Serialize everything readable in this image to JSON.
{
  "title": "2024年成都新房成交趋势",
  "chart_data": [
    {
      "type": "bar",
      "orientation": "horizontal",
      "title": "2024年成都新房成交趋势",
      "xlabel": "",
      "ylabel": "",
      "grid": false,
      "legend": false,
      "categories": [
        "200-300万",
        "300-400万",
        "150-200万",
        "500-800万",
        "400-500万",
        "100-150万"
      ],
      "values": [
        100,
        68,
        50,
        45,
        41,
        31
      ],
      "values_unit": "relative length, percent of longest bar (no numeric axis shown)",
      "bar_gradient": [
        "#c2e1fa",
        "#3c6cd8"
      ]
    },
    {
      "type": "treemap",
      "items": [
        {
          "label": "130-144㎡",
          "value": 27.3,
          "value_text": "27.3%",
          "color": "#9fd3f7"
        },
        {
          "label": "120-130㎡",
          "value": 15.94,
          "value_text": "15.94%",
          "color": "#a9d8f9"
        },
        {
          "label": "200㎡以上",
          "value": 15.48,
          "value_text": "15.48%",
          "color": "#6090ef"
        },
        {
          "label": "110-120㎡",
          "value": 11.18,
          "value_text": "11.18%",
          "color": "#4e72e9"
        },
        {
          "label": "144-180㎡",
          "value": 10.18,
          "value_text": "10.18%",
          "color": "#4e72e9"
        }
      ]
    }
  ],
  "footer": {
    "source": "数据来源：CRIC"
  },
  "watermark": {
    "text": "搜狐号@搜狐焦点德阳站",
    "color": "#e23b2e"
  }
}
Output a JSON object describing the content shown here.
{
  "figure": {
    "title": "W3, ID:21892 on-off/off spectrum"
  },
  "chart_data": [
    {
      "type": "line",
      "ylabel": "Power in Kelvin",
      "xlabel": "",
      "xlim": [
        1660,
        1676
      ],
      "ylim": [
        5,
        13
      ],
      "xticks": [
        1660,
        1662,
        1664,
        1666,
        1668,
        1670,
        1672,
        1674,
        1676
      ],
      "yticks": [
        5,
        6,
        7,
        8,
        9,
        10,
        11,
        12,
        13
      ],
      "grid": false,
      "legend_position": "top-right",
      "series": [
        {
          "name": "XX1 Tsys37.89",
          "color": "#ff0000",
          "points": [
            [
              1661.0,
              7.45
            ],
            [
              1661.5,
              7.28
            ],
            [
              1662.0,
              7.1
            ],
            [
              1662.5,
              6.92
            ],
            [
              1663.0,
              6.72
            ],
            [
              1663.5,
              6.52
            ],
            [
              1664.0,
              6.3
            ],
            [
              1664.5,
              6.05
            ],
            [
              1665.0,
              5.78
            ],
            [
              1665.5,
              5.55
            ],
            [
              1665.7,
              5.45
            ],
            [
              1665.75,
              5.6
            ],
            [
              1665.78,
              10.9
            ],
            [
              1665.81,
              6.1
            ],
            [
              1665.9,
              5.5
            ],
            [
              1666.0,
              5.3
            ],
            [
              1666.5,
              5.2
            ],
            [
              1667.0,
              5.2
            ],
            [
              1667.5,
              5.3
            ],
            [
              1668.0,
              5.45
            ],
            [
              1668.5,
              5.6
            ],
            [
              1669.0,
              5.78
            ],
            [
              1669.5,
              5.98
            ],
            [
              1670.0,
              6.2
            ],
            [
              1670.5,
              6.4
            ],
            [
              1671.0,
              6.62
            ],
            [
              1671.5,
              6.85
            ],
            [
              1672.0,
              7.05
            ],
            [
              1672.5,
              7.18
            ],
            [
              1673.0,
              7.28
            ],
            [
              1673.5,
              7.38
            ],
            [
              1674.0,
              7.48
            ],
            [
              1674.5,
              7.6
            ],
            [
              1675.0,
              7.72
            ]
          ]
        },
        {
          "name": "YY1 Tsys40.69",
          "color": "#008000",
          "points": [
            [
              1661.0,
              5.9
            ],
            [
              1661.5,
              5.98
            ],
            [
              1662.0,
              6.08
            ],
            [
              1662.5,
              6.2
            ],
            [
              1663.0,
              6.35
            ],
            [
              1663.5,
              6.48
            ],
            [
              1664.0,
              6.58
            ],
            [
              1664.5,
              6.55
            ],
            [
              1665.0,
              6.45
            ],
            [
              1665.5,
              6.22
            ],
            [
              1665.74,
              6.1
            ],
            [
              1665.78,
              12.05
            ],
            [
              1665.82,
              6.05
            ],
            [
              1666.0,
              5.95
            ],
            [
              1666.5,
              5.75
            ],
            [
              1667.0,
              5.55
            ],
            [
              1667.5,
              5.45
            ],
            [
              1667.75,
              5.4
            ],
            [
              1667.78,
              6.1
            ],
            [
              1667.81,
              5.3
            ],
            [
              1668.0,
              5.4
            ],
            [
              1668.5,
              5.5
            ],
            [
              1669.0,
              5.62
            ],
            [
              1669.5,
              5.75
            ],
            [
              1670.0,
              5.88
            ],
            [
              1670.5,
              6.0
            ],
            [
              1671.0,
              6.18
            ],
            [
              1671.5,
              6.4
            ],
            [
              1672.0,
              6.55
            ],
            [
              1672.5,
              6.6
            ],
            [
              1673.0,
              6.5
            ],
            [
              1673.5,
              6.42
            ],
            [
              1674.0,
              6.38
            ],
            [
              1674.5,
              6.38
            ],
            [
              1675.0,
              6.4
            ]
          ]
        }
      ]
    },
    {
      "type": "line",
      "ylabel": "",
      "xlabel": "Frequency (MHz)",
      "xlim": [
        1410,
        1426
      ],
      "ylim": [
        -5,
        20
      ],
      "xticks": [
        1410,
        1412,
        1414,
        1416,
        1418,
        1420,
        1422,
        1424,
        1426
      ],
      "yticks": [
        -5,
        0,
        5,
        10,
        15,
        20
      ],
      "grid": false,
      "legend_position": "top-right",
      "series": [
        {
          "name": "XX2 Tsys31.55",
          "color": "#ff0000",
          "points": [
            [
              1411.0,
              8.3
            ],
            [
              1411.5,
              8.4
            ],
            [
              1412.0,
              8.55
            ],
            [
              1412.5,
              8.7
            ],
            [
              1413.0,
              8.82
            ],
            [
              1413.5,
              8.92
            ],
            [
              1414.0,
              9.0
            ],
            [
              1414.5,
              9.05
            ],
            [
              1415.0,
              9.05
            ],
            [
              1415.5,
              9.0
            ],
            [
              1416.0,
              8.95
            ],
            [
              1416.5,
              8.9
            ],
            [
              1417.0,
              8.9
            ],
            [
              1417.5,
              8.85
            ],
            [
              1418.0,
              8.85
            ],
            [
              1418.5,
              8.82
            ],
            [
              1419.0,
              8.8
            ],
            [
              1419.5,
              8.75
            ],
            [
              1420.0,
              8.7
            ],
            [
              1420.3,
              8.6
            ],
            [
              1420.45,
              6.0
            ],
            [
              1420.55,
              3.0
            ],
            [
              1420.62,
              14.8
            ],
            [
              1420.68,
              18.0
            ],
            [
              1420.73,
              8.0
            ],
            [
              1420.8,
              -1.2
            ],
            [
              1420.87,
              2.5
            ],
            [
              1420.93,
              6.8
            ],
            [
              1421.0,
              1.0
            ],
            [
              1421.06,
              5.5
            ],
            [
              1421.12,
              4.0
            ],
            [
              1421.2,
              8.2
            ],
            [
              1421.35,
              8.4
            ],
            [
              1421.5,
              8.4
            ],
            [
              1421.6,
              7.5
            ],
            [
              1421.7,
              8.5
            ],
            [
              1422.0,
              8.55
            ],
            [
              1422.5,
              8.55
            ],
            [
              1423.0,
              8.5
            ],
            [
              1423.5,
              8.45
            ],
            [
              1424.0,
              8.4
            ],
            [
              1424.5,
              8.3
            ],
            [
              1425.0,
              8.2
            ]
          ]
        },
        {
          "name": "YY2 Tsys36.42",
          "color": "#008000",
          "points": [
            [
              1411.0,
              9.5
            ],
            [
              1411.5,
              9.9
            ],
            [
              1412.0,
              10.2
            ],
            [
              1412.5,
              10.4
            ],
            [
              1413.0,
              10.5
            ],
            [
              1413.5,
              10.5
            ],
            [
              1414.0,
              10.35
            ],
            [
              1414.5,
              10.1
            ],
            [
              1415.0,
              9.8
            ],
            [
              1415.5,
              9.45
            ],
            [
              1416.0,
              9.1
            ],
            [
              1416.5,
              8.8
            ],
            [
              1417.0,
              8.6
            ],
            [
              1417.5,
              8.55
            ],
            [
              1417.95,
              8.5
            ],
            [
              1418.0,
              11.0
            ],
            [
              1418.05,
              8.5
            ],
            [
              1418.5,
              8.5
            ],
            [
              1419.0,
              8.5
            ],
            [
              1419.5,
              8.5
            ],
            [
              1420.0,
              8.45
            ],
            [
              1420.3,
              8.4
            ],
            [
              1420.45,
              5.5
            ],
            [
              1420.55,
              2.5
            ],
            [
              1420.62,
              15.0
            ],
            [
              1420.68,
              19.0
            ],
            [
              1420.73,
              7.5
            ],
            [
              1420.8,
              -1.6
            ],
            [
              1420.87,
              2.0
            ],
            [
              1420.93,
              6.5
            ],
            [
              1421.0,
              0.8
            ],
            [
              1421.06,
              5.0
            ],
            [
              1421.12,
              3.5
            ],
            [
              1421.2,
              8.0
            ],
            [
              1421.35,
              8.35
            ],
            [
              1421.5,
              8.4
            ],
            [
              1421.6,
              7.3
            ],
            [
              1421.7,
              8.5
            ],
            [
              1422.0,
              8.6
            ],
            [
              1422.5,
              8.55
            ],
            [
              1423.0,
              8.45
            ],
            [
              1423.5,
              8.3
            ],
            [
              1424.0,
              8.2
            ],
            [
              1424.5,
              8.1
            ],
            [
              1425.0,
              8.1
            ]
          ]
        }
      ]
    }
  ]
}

= = = =

Collect from the data above every line that includes "type".

* _OUTPUT FOR THIS EXERCISE_
      "type": "bar",
      "type": "treemap",
      "type": "line",
      "type": "line",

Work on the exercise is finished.